Work to complete: Copy each line below exactly and leave the pictures out.

────────────────────

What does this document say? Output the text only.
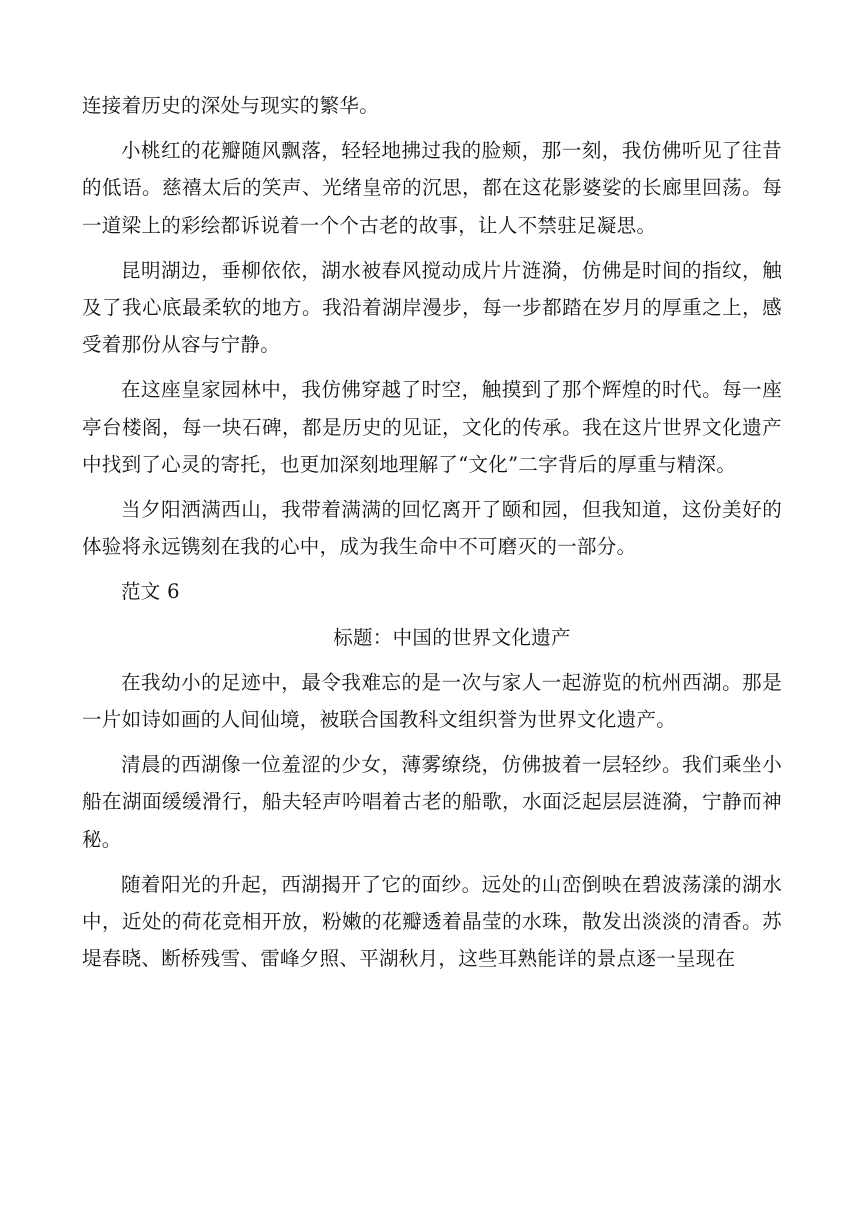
连接着历史的深处与现实的繁华。

小桃红的花瓣随风飘落，轻轻地拂过我的脸颊，那一刻，我仿佛听见了往昔的低语。慈禧太后的笑声、光绪皇帝的沉思，都在这花影婆娑的长廊里回荡。每一道梁上的彩绘都诉说着一个个古老的故事，让人不禁驻足凝思。

昆明湖边，垂柳依依，湖水被春风搅动成片片涟漪，仿佛是时间的指纹，触及了我心底最柔软的地方。我沿着湖岸漫步，每一步都踏在岁月的厚重之上，感受着那份从容与宁静。

在这座皇家园林中，我仿佛穿越了时空，触摸到了那个辉煌的时代。每一座亭台楼阁，每一块石碑，都是历史的见证，文化的传承。我在这片世界文化遗产中找到了心灵的寄托，也更加深刻地理解了“文化”二字背后的厚重与精深。

当夕阳洒满西山，我带着满满的回忆离开了颐和园，但我知道，这份美好的体验将永远镌刻在我的心中，成为我生命中不可磨灭的一部分。

范文 6

标题：中国的世界文化遗产

在我幼小的足迹中，最令我难忘的是一次与家人一起游览的杭州西湖。那是一片如诗如画的人间仙境，被联合国教科文组织誉为世界文化遗产。

清晨的西湖像一位羞涩的少女，薄雾缭绕，仿佛披着一层轻纱。我们乘坐小船在湖面缓缓滑行，船夫轻声吟唱着古老的船歌，水面泛起层层涟漪，宁静而神秘。

随着阳光的升起，西湖揭开了它的面纱。远处的山峦倒映在碧波荡漾的湖水中，近处的荷花竞相开放，粉嫩的花瓣透着晶莹的水珠，散发出淡淡的清香。苏堤春晓、断桥残雪、雷峰夕照、平湖秋月，这些耳熟能详的景点逐一呈现在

────────────────────

Correct answer:
What does this document say? Output the text only.
连接着历史的深处与现实的繁华。

小桃红的花瓣随风飘落，轻轻地拂过我的脸颊，那一刻，我仿佛听见了往昔的低语。慈禧太后的笑声、光绪皇帝的沉思，都在这花影婆娑的长廊里回荡。每一道梁上的彩绘都诉说着一个个古老的故事，让人不禁驻足凝思。

昆明湖边，垂柳依依，湖水被春风搅动成片片涟漪，仿佛是时间的指纹，触及了我心底最柔软的地方。我沿着湖岸漫步，每一步都踏在岁月的厚重之上，感受着那份从容与宁静。

在这座皇家园林中，我仿佛穿越了时空，触摸到了那个辉煌的时代。每一座亭台楼阁，每一块石碑，都是历史的见证，文化的传承。我在这片世界文化遗产中找到了心灵的寄托，也更加深刻地理解了“文化”二字背后的厚重与精深。

当夕阳洒满西山，我带着满满的回忆离开了颐和园，但我知道，这份美好的体验将永远镌刻在我的心中，成为我生命中不可磨灭的一部分。

范文 6

标题：中国的世界文化遗产

在我幼小的足迹中，最令我难忘的是一次与家人一起游览的杭州西湖。那是一片如诗如画的人间仙境，被联合国教科文组织誉为世界文化遗产。

清晨的西湖像一位羞涩的少女，薄雾缭绕，仿佛披着一层轻纱。我们乘坐小船在湖面缓缓滑行，船夫轻声吟唱着古老的船歌，水面泛起层层涟漪，宁静而神秘。

随着阳光的升起，西湖揭开了它的面纱。远处的山峦倒映在碧波荡漾的湖水中，近处的荷花竞相开放，粉嫩的花瓣透着晶莹的水珠，散发出淡淡的清香。苏堤春晓、断桥残雪、雷峰夕照、平湖秋月，这些耳熟能详的景点逐一呈现在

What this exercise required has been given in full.